<<<<

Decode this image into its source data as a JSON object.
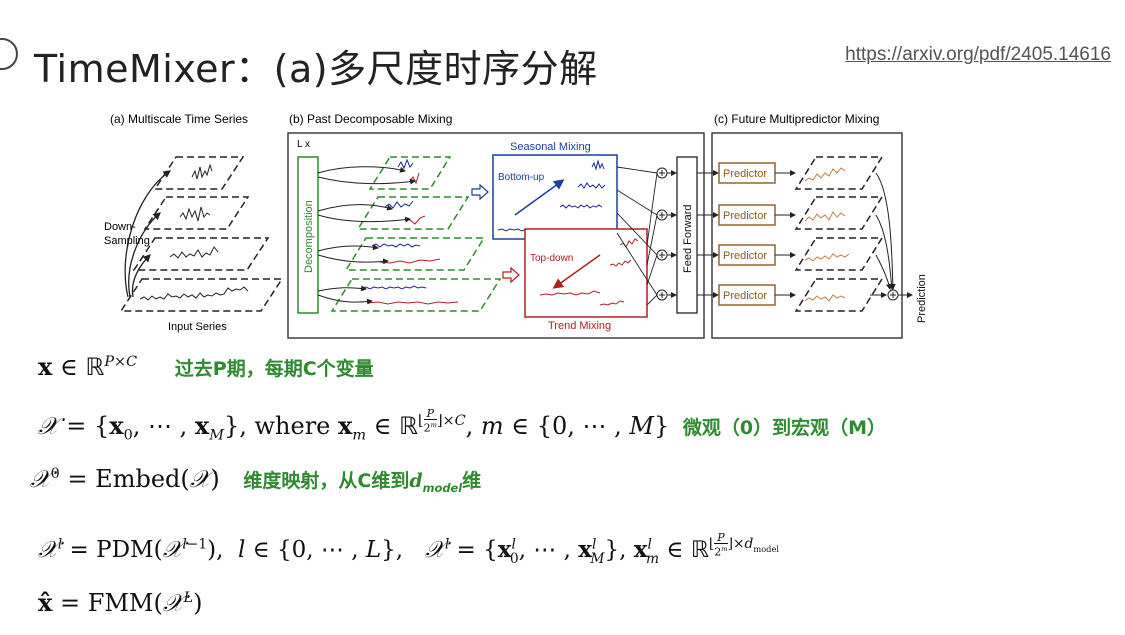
{
  "slide": {
    "title": "TimeMixer：(a)多尺度时序分解",
    "link": "https://arxiv.org/pdf/2405.14616"
  },
  "figure": {
    "panel_a_title": "(a) Multiscale Time Series",
    "panel_b_title": "(b) Past Decomposable Mixing",
    "panel_c_title": "(c) Future Multipredictor Mixing",
    "down_sampling": [
      "Down-",
      "Sampling"
    ],
    "input_series": "Input Series",
    "loop_label": "L x",
    "decomposition": "Decomposition",
    "seasonal_mixing": "Seasonal Mixing",
    "bottom_up": "Bottom-up",
    "top_down": "Top-down",
    "trend_mixing": "Trend Mixing",
    "feed_forward": "Feed Forward",
    "predictor": "Predictor",
    "prediction": "Prediction"
  },
  "equations": {
    "eq1_note": "过去P期，每期C个变量",
    "eq2_where": "where",
    "eq2_note": "微观（0）到宏观（M）",
    "eq3_embed": "Embed",
    "eq3_note": "维度映射，从C维到",
    "eq3_note_sub": "model",
    "eq3_note_tail": "维",
    "eq4_fn": "PDM",
    "eq5_fn": "FMM"
  },
  "colors": {
    "green": "#2e8b2e",
    "blue": "#1a2a8a",
    "red": "#a02020",
    "brown": "#8b5a1a"
  }
}
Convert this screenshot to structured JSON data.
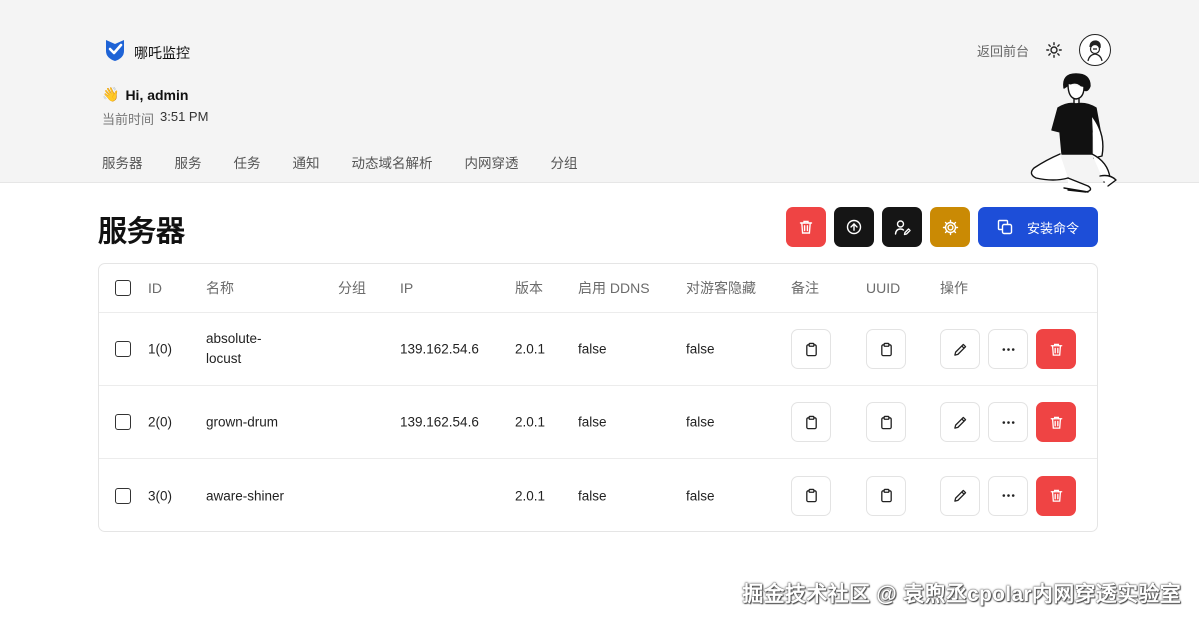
{
  "brand": {
    "name": "哪吒监控"
  },
  "topbar": {
    "back_label": "返回前台",
    "theme_icon": "sun-icon",
    "avatar_icon": "avatar-icon"
  },
  "greeting": {
    "emoji": "👋",
    "text": "Hi, admin",
    "time_label": "当前时间",
    "time_value": "3:51 PM"
  },
  "nav": {
    "items": [
      "服务器",
      "服务",
      "任务",
      "通知",
      "动态域名解析",
      "内网穿透",
      "分组"
    ]
  },
  "page": {
    "title": "服务器"
  },
  "toolbar": {
    "delete_icon": "trash-icon",
    "upgrade_icon": "arrow-up-circle-icon",
    "assign_icon": "user-edit-icon",
    "settings_icon": "gear-icon",
    "install_label": "安装命令",
    "colors": {
      "red": "#ef4444",
      "black": "#151515",
      "gold": "#ca8a04",
      "blue": "#1d4ed8"
    }
  },
  "table": {
    "columns": [
      "ID",
      "名称",
      "分组",
      "IP",
      "版本",
      "启用 DDNS",
      "对游客隐藏",
      "备注",
      "UUID",
      "操作"
    ],
    "rows": [
      {
        "id": "1(0)",
        "name": "absolute-locust",
        "group": "",
        "ip": "139.162.54.6",
        "version": "2.0.1",
        "ddns": "false",
        "hidden": "false"
      },
      {
        "id": "2(0)",
        "name": "grown-drum",
        "group": "",
        "ip": "139.162.54.6",
        "version": "2.0.1",
        "ddns": "false",
        "hidden": "false"
      },
      {
        "id": "3(0)",
        "name": "aware-shiner",
        "group": "",
        "ip": "",
        "version": "2.0.1",
        "ddns": "false",
        "hidden": "false"
      }
    ]
  },
  "watermark": {
    "text": "掘金技术社区 @ 袁煦丞cpolar内网穿透实验室"
  }
}
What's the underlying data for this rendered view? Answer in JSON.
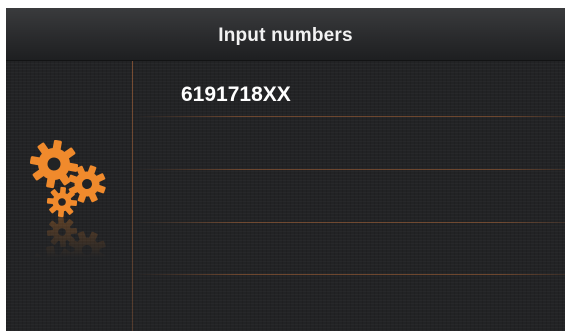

>>>>

What you are asked to do:
Pick out, from the lines above, every one that contains the string "Mixing".

Full output:
    "panel_b_title": "(b) Past Decomposable Mixing",
    "panel_c_title": "(c) Future Multipredictor Mixing",
    "seasonal_mixing": "Seasonal Mixing",
    "trend_mixing": "Trend Mixing",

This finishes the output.